[Material for the task]:
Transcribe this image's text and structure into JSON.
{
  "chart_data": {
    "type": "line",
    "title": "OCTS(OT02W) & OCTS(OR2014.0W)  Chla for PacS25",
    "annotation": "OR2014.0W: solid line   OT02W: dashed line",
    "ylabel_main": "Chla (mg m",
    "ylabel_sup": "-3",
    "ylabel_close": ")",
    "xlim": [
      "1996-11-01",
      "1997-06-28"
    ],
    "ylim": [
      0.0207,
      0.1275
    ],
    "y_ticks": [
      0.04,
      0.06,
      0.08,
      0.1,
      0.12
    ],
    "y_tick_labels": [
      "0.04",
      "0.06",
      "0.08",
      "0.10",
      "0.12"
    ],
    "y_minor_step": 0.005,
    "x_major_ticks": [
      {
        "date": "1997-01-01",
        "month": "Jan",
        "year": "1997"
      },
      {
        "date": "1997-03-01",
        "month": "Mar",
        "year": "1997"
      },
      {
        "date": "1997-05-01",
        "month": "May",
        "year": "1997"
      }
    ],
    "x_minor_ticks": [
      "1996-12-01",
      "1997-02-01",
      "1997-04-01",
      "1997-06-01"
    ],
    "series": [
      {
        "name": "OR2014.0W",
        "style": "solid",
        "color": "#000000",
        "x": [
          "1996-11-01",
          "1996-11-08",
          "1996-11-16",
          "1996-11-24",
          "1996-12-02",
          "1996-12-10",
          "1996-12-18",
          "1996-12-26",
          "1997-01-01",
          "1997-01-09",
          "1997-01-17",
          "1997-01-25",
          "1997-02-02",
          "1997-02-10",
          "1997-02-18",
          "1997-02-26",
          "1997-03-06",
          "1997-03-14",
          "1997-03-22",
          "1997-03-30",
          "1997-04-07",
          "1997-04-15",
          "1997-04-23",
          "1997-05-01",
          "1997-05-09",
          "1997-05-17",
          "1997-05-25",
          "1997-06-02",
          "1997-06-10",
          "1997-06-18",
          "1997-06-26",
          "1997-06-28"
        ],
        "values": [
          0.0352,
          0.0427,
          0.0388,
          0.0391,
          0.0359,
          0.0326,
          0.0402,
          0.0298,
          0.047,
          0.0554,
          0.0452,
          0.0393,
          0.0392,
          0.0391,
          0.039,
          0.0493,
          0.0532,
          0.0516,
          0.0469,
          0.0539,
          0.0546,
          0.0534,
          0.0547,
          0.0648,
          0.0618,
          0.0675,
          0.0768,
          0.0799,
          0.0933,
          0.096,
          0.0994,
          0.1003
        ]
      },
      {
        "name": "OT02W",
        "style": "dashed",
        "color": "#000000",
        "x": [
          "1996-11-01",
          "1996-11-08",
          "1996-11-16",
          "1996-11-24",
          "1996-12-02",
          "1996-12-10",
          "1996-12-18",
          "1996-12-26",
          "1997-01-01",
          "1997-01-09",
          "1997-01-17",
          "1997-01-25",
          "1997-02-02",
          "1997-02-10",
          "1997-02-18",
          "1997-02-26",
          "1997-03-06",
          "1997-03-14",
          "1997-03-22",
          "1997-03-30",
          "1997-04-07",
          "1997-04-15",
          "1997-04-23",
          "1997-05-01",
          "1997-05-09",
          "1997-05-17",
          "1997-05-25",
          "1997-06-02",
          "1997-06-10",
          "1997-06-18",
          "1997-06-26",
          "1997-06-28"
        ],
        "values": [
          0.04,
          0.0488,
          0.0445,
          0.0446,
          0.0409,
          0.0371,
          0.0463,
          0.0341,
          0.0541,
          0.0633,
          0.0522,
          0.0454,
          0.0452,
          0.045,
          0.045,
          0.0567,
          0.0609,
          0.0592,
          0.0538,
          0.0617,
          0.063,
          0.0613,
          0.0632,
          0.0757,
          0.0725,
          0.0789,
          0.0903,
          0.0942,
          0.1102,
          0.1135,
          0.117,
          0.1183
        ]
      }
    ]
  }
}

[What is needed]:
Extract every line containing the string "Chla" from the material.

[Task result]:
    "title": "OCTS(OT02W) & OCTS(OR2014.0W)  Chla for PacS25",
    "ylabel_main": "Chla (mg m",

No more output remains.